Locate each line below that includes "بچوں" and reproduce it.

■ ■ ■ ■

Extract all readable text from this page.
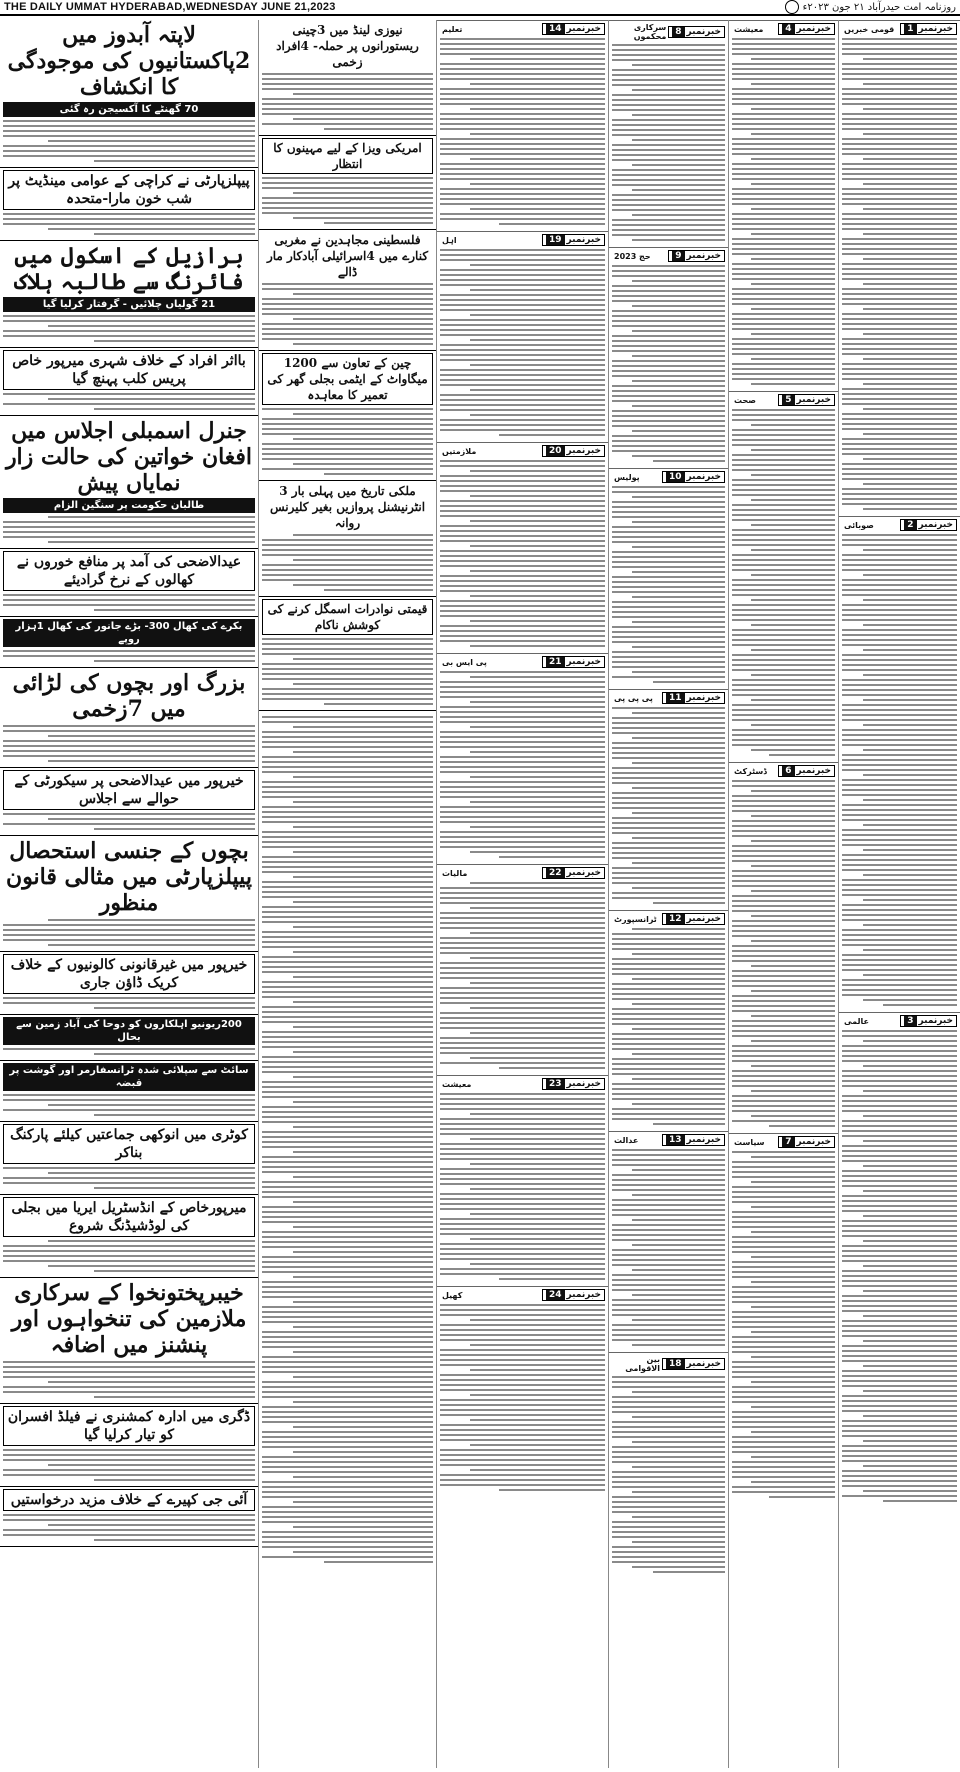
THE DAILY UMMAT HYDERABAD,WEDNESDAY JUNE 21,2023	روزنامہ امت حیدرآباد ۲۱ جون ۲۰۲۳ء
لاپتہ آبدوز میں 2پاکستانیوں کی موجودگی کا انکشاف
70 گھنٹے کا آکسیجن رہ گئی
پیپلزپارٹی نے کراچی کے عوامی مینڈیٹ پر شب خون مارا-متحدہ
برازیل کے اسکول میں فائرنگ سے طالبہ ہلاک
21 گولیاں چلائیں - گرفتار کرلیا گیا
بااثر افراد کے خلاف شہری میرپور خاص پریس کلب پہنچ گیا
جنرل اسمبلی اجلاس میں افغان خواتین کی حالت زار نمایاں پیش
طالبان حکومت پر سنگین الزام
عیدالاضحی کی آمد پر منافع خوروں نے کھالوں کے نرخ گرادیئے
بکرے کی کھال 300- بڑے جانور کی کھال 1ہزار روپے
بزرگ اور بچوں کی لڑائی میں 7زخمی
خیرپور میں عیدالاضحی پر سیکورٹی کے حوالے سے اجلاس
بچوں کے جنسی استحصال پیپلزپارٹی میں مثالی قانون منظور
خیرپور میں غیرقانونی کالونیوں کے خلاف کریک ڈاؤن جاری
200ریونیو اہلکاروں کو دوحا کی آباد زمین سے بحال
سائٹ سے سپلائی شدہ ٹرانسفارمر اور گوشت پر قبضہ
کوٹری میں انوکھی جماعتیں کیلئے پارکنگ بناکر
میرپورخاص کے انڈسٹریل ایریا میں بجلی کی لوڈشیڈنگ شروع
خیبرپختونخوا کے سرکاری ملازمین کی تنخواہوں اور پنشنز میں اضافہ
ڈگری میں ادارہ کمشنری نے فیلڈ افسران کو تیار کرلیا گیا
آئی جی کپیرے کے خلاف مزید درخواستیں
نیوزی لینڈ میں 3چینی ریستورانوں پر حملہ- 4افراد زخمی
امریکی ویزا کے لیے مہینوں کا انتظار
فلسطینی مجاہدین نے مغربی کنارے میں 4اسرائیلی آبادکار مار ڈالے
چین کے تعاون سے 1200 میگاواٹ کے ایٹمی بجلی گھر کی تعمیر کا معاہدہ
ملکی تاریخ میں پہلی بار 3 انٹرنیشنل پروازیں بغیر کلیرنس روانہ
قیمتی نوادرات اسمگل کرنے کی کوشش ناکام
خبرنمبر
14
تعلیم
خبرنمبر
19
اہل
خبرنمبر
20
ملازمتیں
خبرنمبر
21
پی ایس بی
خبرنمبر
22
مالیات
خبرنمبر
23
معیشت
خبرنمبر
24
کھیل
خبرنمبر
8
سرکاری محکموں
خبرنمبر
9
حج 2023
خبرنمبر
10
پولیس
خبرنمبر
11
پی پی پی
خبرنمبر
12
ٹرانسپورٹ
خبرنمبر
13
عدالت
خبرنمبر
18
بین الاقوامی
خبرنمبر
4
معیشت
خبرنمبر
5
صحت
خبرنمبر
6
ڈسٹرکٹ
خبرنمبر
7
سیاست
خبرنمبر
1
قومی خبریں
خبرنمبر
2
صوبائی
خبرنمبر
3
عالمی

■ ■ ■ ■

:: ANSWER BELOW ::
بزرگ اور بچوں کی لڑائی میں 7زخمی
بچوں کے جنسی استحصال پیپلزپارٹی میں مثالی قانون منظور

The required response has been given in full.